Give back the records below exactly, every one, with no pictures.

Stored data
══════
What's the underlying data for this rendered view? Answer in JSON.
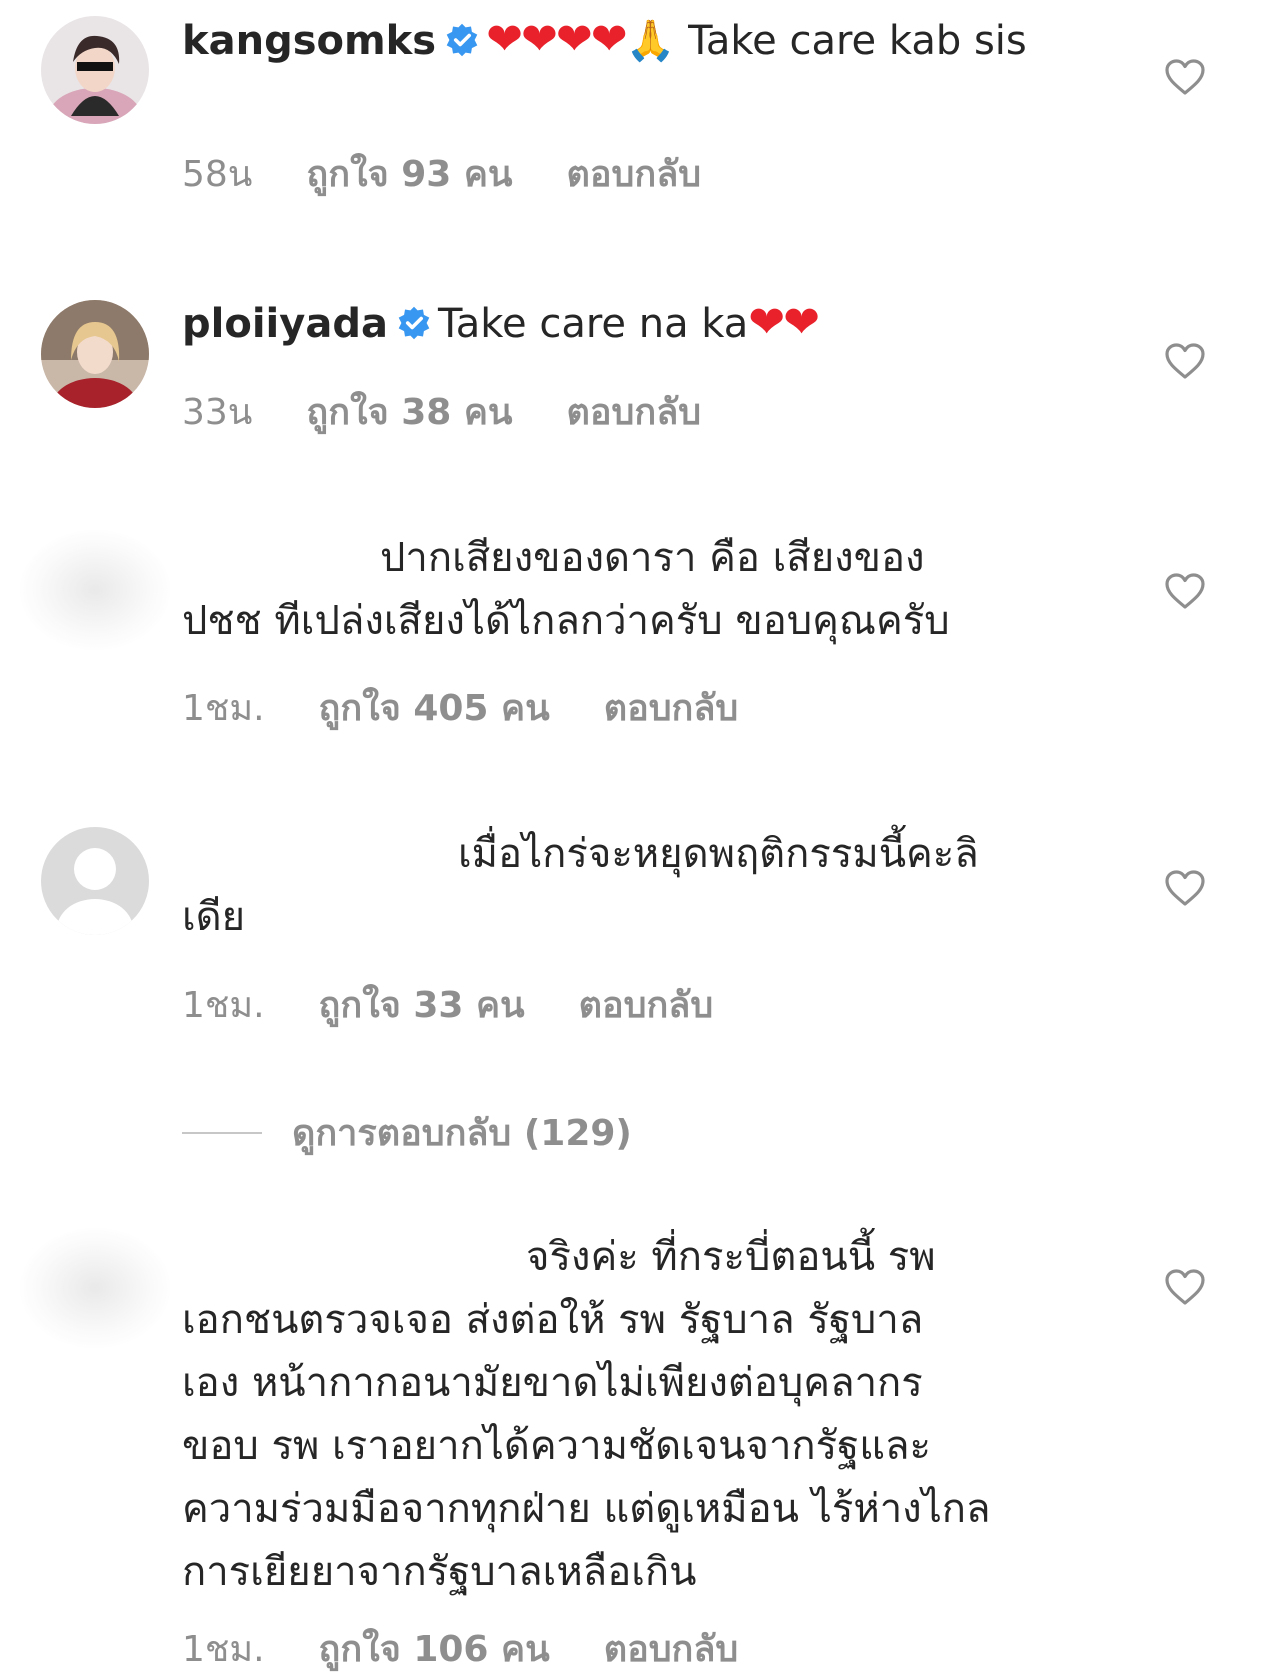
{
  "comments": [
    {
      "username": "kangsomks",
      "verified": true,
      "hearts": "❤❤❤❤",
      "emoji": "🙏",
      "text": "Take care kab sis",
      "time": "58น",
      "likes": "ถูกใจ 93 คน",
      "reply": "ตอบกลับ"
    },
    {
      "username": "ploiiyada",
      "verified": true,
      "text": "Take care na ka",
      "hearts": "❤❤",
      "time": "33น",
      "likes": "ถูกใจ 38 คน",
      "reply": "ตอบกลับ"
    },
    {
      "text_line1": "ปากเสียงของดารา คือ เสียงของ",
      "text_line2": "ปชช ทีเปล่งเสียงได้ไกลกว่าครับ ขอบคุณครับ",
      "time": "1ชม.",
      "likes": "ถูกใจ 405 คน",
      "reply": "ตอบกลับ"
    },
    {
      "text_line1": "เมื่อไกร่จะหยุดพฤติกรรมนี้คะลิ",
      "text_line2": "เดีย",
      "time": "1ชม.",
      "likes": "ถูกใจ 33 คน",
      "reply": "ตอบกลับ",
      "view_replies": "ดูการตอบกลับ (129)"
    },
    {
      "text_line1": "จริงค่ะ ที่กระบี่ตอนนี้ รพ",
      "text_line2": "เอกชนตรวจเจอ ส่งต่อให้  รพ รัฐบาล รัฐบาล",
      "text_line3": "เอง หน้ากากอนามัยขาดไม่เพียงต่อบุคลากร",
      "text_line4": "ขอบ รพ  เราอยากได้ความชัดเจนจากรัฐและ",
      "text_line5": "ความร่วมมือจากทุกฝ่าย แต่ดูเหมือน ไร้ห่างไกล",
      "text_line6": "การเยียยาจากรัฐบาลเหลือเกิน",
      "time": "1ชม.",
      "likes": "ถูกใจ 106 คน",
      "reply": "ตอบกลับ"
    }
  ],
  "colors": {
    "text": "#262626",
    "meta": "#8e8e8e",
    "verified": "#3897f0",
    "heart": "#e8212b"
  }
}
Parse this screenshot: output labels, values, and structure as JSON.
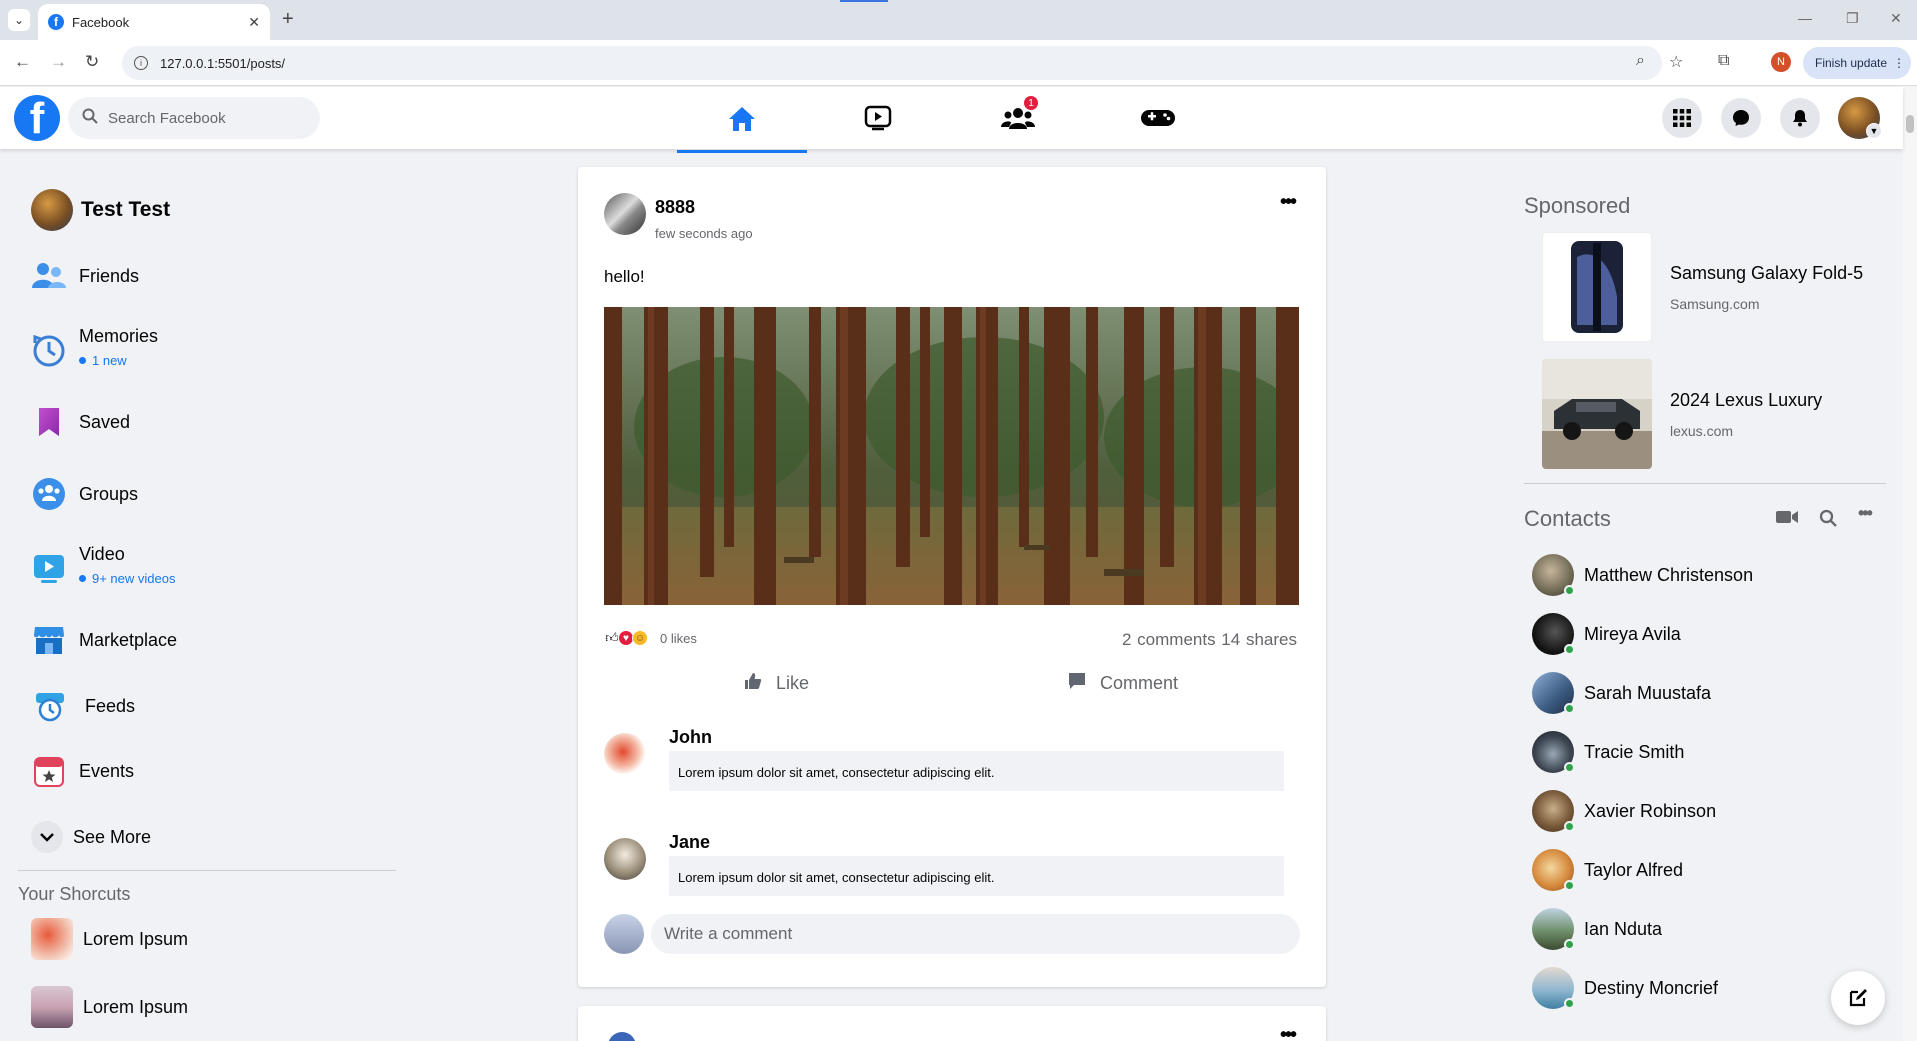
{
  "browser": {
    "tab_title": "Facebook",
    "url": "127.0.0.1:5501/posts/",
    "profile_initial": "N",
    "finish_update_label": "Finish update"
  },
  "header": {
    "logo_letter": "f",
    "search_placeholder": "Search Facebook",
    "groups_badge": "1",
    "brand_color": "#1877f2"
  },
  "user": {
    "name": "Test Test"
  },
  "sidebar": {
    "items": [
      {
        "label": "Friends",
        "icon": "friends-icon"
      },
      {
        "label": "Memories",
        "sub": "1 new",
        "icon": "memories-icon"
      },
      {
        "label": "Saved",
        "icon": "saved-icon"
      },
      {
        "label": "Groups",
        "icon": "groups-icon"
      },
      {
        "label": "Video",
        "sub": "9+ new videos",
        "icon": "video-icon"
      },
      {
        "label": "Marketplace",
        "icon": "marketplace-icon"
      },
      {
        "label": "Feeds",
        "icon": "feeds-icon"
      },
      {
        "label": "Events",
        "icon": "events-icon"
      }
    ],
    "see_more": "See More",
    "shortcuts_title": "Your Shorcuts",
    "shortcuts": [
      {
        "label": "Lorem Ipsum"
      },
      {
        "label": "Lorem Ipsum"
      }
    ]
  },
  "post": {
    "author": "8888",
    "time": "few seconds ago",
    "text": "hello!",
    "likes": "0 likes",
    "stats": "2 comments 14 shares",
    "like_label": "Like",
    "comment_label": "Comment",
    "comments": [
      {
        "name": "John",
        "text": "Lorem ipsum dolor sit amet, consectetur adipiscing elit."
      },
      {
        "name": "Jane",
        "text": "Lorem ipsum dolor sit amet, consectetur adipiscing elit."
      }
    ],
    "write_comment_placeholder": "Write a comment"
  },
  "sponsored": {
    "title": "Sponsored",
    "ads": [
      {
        "name": "Samsung Galaxy Fold-5",
        "site": "Samsung.com"
      },
      {
        "name": "2024 Lexus Luxury",
        "site": "lexus.com"
      }
    ]
  },
  "contacts": {
    "title": "Contacts",
    "people": [
      "Matthew Christenson",
      "Mireya Avila",
      "Sarah Muustafa",
      "Tracie Smith",
      "Xavier Robinson",
      "Taylor Alfred",
      "Ian Nduta",
      "Destiny Moncrief"
    ]
  }
}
══════
EXERCISE RESPONSE
What's the underlying data for this rendered view? Answer in JSON.
{
  "comments": [
    {
      "username": "kangsomks",
      "verified": true,
      "hearts": "❤❤❤❤",
      "emoji": "🙏",
      "text": "Take care kab sis",
      "time": "58น",
      "likes": "ถูกใจ 93 คน",
      "reply": "ตอบกลับ"
    },
    {
      "username": "ploiiyada",
      "verified": true,
      "text": "Take care na ka",
      "hearts": "❤❤",
      "time": "33น",
      "likes": "ถูกใจ 38 คน",
      "reply": "ตอบกลับ"
    },
    {
      "text_line1": "ปากเสียงของดารา คือ เสียงของ",
      "text_line2": "ปชช ทีเปล่งเสียงได้ไกลกว่าครับ ขอบคุณครับ",
      "time": "1ชม.",
      "likes": "ถูกใจ 405 คน",
      "reply": "ตอบกลับ"
    },
    {
      "text_line1": "เมื่อไกร่จะหยุดพฤติกรรมนี้คะลิ",
      "text_line2": "เดีย",
      "time": "1ชม.",
      "likes": "ถูกใจ 33 คน",
      "reply": "ตอบกลับ",
      "view_replies": "ดูการตอบกลับ (129)"
    },
    {
      "text_line1": "จริงค่ะ ที่กระบี่ตอนนี้ รพ",
      "text_line2": "เอกชนตรวจเจอ ส่งต่อให้  รพ รัฐบาล รัฐบาล",
      "text_line3": "เอง หน้ากากอนามัยขาดไม่เพียงต่อบุคลากร",
      "text_line4": "ขอบ รพ  เราอยากได้ความชัดเจนจากรัฐและ",
      "text_line5": "ความร่วมมือจากทุกฝ่าย แต่ดูเหมือน ไร้ห่างไกล",
      "text_line6": "การเยียยาจากรัฐบาลเหลือเกิน",
      "time": "1ชม.",
      "likes": "ถูกใจ 106 คน",
      "reply": "ตอบกลับ"
    }
  ],
  "colors": {
    "text": "#262626",
    "meta": "#8e8e8e",
    "verified": "#3897f0",
    "heart": "#e8212b"
  }
}
Parse this screenshot: output labels, values, and structure as JSON.
{
  "browser": {
    "tab_title": "Facebook",
    "url": "127.0.0.1:5501/posts/",
    "profile_initial": "N",
    "finish_update_label": "Finish update"
  },
  "header": {
    "logo_letter": "f",
    "search_placeholder": "Search Facebook",
    "groups_badge": "1",
    "brand_color": "#1877f2"
  },
  "user": {
    "name": "Test Test"
  },
  "sidebar": {
    "items": [
      {
        "label": "Friends",
        "icon": "friends-icon"
      },
      {
        "label": "Memories",
        "sub": "1 new",
        "icon": "memories-icon"
      },
      {
        "label": "Saved",
        "icon": "saved-icon"
      },
      {
        "label": "Groups",
        "icon": "groups-icon"
      },
      {
        "label": "Video",
        "sub": "9+ new videos",
        "icon": "video-icon"
      },
      {
        "label": "Marketplace",
        "icon": "marketplace-icon"
      },
      {
        "label": "Feeds",
        "icon": "feeds-icon"
      },
      {
        "label": "Events",
        "icon": "events-icon"
      }
    ],
    "see_more": "See More",
    "shortcuts_title": "Your Shorcuts",
    "shortcuts": [
      {
        "label": "Lorem Ipsum"
      },
      {
        "label": "Lorem Ipsum"
      }
    ]
  },
  "post": {
    "author": "8888",
    "time": "few seconds ago",
    "text": "hello!",
    "likes": "0 likes",
    "stats": "2 comments 14 shares",
    "like_label": "Like",
    "comment_label": "Comment",
    "comments": [
      {
        "name": "John",
        "text": "Lorem ipsum dolor sit amet, consectetur adipiscing elit."
      },
      {
        "name": "Jane",
        "text": "Lorem ipsum dolor sit amet, consectetur adipiscing elit."
      }
    ],
    "write_comment_placeholder": "Write a comment"
  },
  "sponsored": {
    "title": "Sponsored",
    "ads": [
      {
        "name": "Samsung Galaxy Fold-5",
        "site": "Samsung.com"
      },
      {
        "name": "2024 Lexus Luxury",
        "site": "lexus.com"
      }
    ]
  },
  "contacts": {
    "title": "Contacts",
    "people": [
      "Matthew Christenson",
      "Mireya Avila",
      "Sarah Muustafa",
      "Tracie Smith",
      "Xavier Robinson",
      "Taylor Alfred",
      "Ian Nduta",
      "Destiny Moncrief"
    ]
  }
}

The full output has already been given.